# To do:
Extract all lines from the data beneath that include the word "every".

# Material supplied:
━━━━━━━━

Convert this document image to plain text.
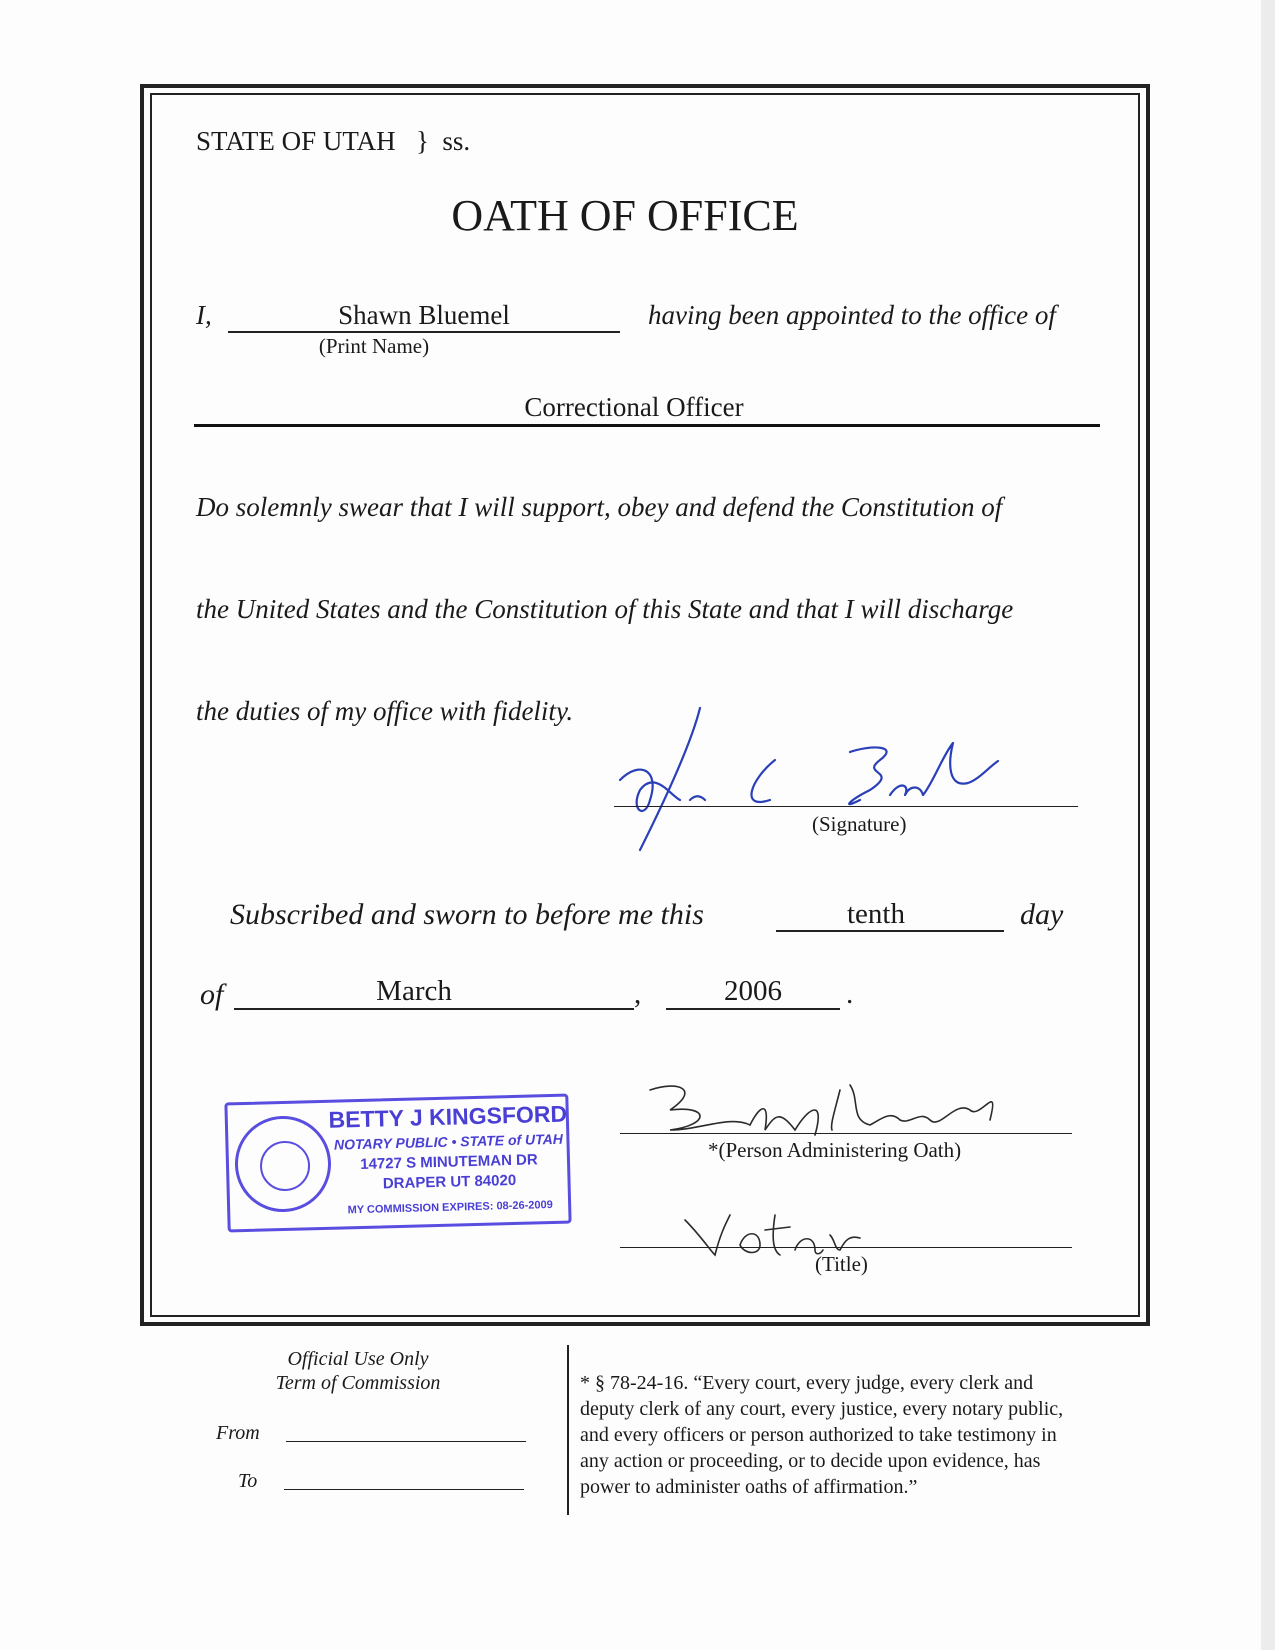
STATE OF UTAH } ss.
OATH OF OFFICE
I,	Shawn Bluemel
(Print Name)
having been appointed to the office of
Correctional Officer
Do solemnly swear that I will support, obey and defend the Constitution of
the United States and the Constitution of this State and that I will discharge
the duties of my office with fidelity.
(Signature)
Subscribed and sworn to before me this	tenth	day
of	March	,	2006	.
BETTY J KINGSFORD
NOTARY PUBLIC • STATE of UTAH
14727 S MINUTEMAN DR
DRAPER UT 84020
MY COMMISSION EXPIRES: 08-26-2009
*(Person Administering Oath)
(Title)
Official Use Only
Term of Commission
From
To
* § 78-24-16. “Every court, every judge, every clerk and
deputy clerk of any court, every justice, every notary public,
and every officers or person authorized to take testimony in
any action or proceeding, or to decide upon evidence, has
power to administer oaths of affirmation.”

━━━━━━━━

# Task output:
* § 78-24-16. “Every court, every judge, every clerk and
deputy clerk of any court, every justice, every notary public,
and every officers or person authorized to take testimony in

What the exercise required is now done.